» WHAT IS REQUIRED: From the text below about the Nashville Star auditions, quote the passage from "Van Rys was" up to and including "veteran in 1989.", word for word.

═════ EXCERPTED TEXT

Van Rys, an inactive ready reservist, was auditioning to be on the reality show “Nashville Star.” And he was about to sing “Once a Marine,” a country song he wrote about a friend he lost on his second of three tours in Iraq.
“Once a Marine, then you are changed,” started Van Rys, a muscular 23-year-old from Nashville. “Once a Marine, you may never be the same.”
Van Rys was one of more than 30 military personnel and military family members trying out for a spot on the sixth season of Nashville Star, which begins June 9 on NBC.
Producers traveled to cities such as Los Angeles and Austin, Texas, to find contestants for the show. And on Saturday, they got the best of military performers plucked from bases around the world.
And unlike the vocalists from all those cities, many of the singers on the Iwo Jima were inspired and moved by their experiences in Iraq or their emotional connections to family members who have served in the military.
And they had the perfect audience: some of the 1,000 crew members of the Iwo Jima, as well as their families. Country star Billy Ray Cyrus, who will host the show, was also on hand to listen, pose for photos, and perform a song he wrote after meeting a Vietnam veteran in 1989.
“Somebody’s going to change their lives out there today,” said Cyrus, who played a verse from the song that made him a national name, “Achy Breaky Heart.”
Not wanting to give away the contestant chosen Saturday, Nashville Star would not allow the press to print who would make it on to the television show.
Even before they began Saturday’s audition, many of the contestants had heroic life stories to match their talent.
Army Sgt. 1st Class Sean Bennett received the Silver Star after he was shot in the bicep during a January 2007 insurgent attack on a compound in Karbala, Iraq. Bennett, who came from Alaska to perform, was invited to the auditions by Cyrus himself after he went up to the star after a concert and handed him a compact disc with two of his songs.

══════════
═════ DATA ENTRIES

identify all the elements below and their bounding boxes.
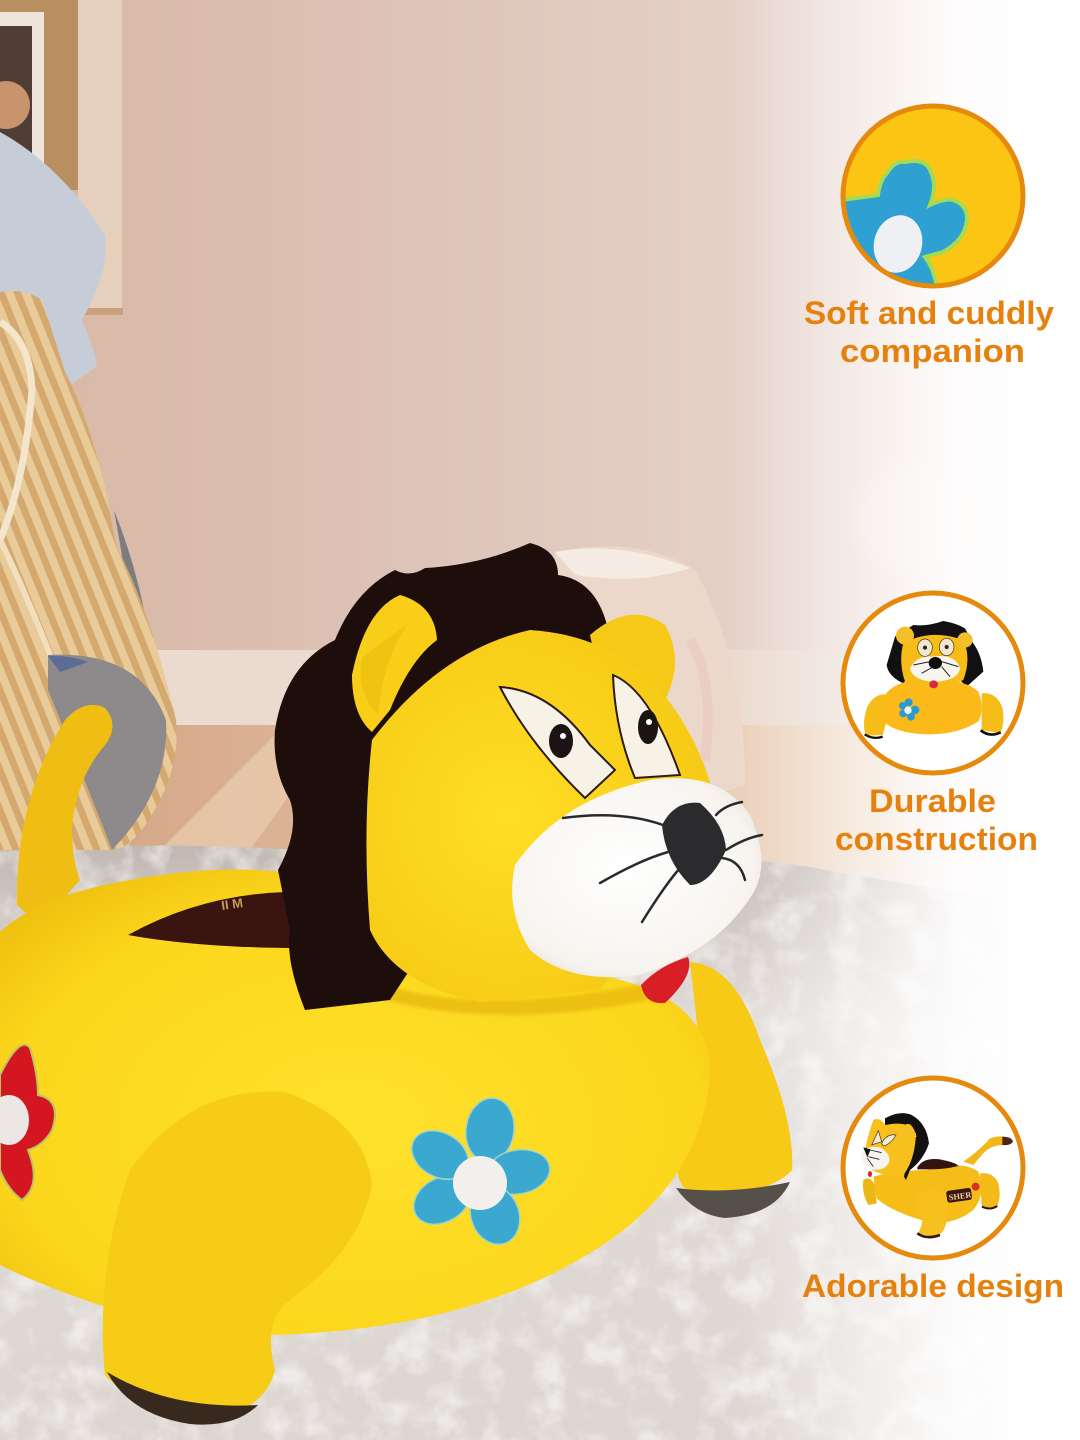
far leg — [676, 962, 792, 1218]
small flower — [899, 698, 919, 721]
picture frame — [0, 0, 123, 315]
head — [366, 630, 720, 1002]
white fade panel — [730, 0, 1080, 1440]
nose — [662, 803, 726, 885]
feature 1 label: companion — [840, 333, 1025, 369]
tail — [963, 1136, 1005, 1165]
face — [872, 1131, 882, 1145]
feature 1 label: Soft and cuddly — [804, 295, 1054, 331]
feature 3 circle: side view — [843, 1078, 1023, 1258]
head — [901, 635, 967, 688]
striped blanket — [0, 291, 177, 850]
plush lion — [0, 543, 792, 1425]
SHER badge — [946, 1183, 980, 1203]
feature 2 label — [835, 783, 1038, 857]
grey knit — [48, 655, 166, 850]
mane — [887, 621, 983, 687]
feature 2 circle: front view — [843, 593, 1023, 773]
SHER badge: SHER — [948, 1190, 973, 1202]
body — [873, 1165, 982, 1223]
eyes — [500, 675, 680, 798]
stool — [555, 546, 745, 800]
seat — [917, 1159, 958, 1169]
grey knit far — [114, 510, 148, 632]
feature 3 label: Adorable design — [802, 1268, 1064, 1304]
blue cloth — [0, 132, 106, 384]
seat lettering: II M — [220, 895, 244, 913]
mane — [275, 543, 607, 1010]
shadow under head — [385, 985, 650, 1015]
feature 2 label: construction — [835, 821, 1038, 857]
feature 2 label: Durable — [869, 783, 996, 819]
tail — [17, 705, 112, 925]
arms — [864, 694, 890, 736]
near front far leg — [863, 1178, 877, 1205]
far ear — [590, 615, 675, 700]
near ear — [352, 595, 437, 732]
feature 1 circle: flower closeup — [835, 106, 1023, 290]
muzzle — [512, 778, 761, 977]
far leg — [980, 1173, 1000, 1208]
front leg — [103, 1091, 372, 1425]
front leg — [916, 1191, 948, 1237]
tongue — [641, 957, 689, 1003]
whiskers — [563, 802, 762, 922]
muzzle — [910, 656, 960, 682]
torso — [883, 680, 982, 734]
seat — [128, 892, 300, 948]
red flower — [0, 1045, 55, 1200]
mane — [885, 1113, 929, 1180]
rug — [0, 846, 919, 1440]
head — [865, 1119, 916, 1175]
body — [0, 870, 710, 1335]
feature 1 label — [804, 295, 1054, 369]
faint stool far right — [855, 465, 965, 575]
blue flower — [403, 1095, 553, 1251]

══════════

» CORRECT OUTPUT:
Van Rys was one of more than 30 military personnel and military family members trying out for a spot on the sixth season of Nashville Star, which begins June 9 on NBC.
Producers traveled to cities such as Los Angeles and Austin, Texas, to find contestants for the show. And on Saturday, they got the best of military performers plucked from bases around the world.
And unlike the vocalists from all those cities, many of the singers on the Iwo Jima were inspired and moved by their experiences in Iraq or their emotional connections to family members who have served in the military.
And they had the perfect audience: some of the 1,000 crew members of the Iwo Jima, as well as their families. Country star Billy Ray Cyrus, who will host the show, was also on hand to listen, pose for photos, and perform a song he wrote after meeting a Vietnam veteran in 1989.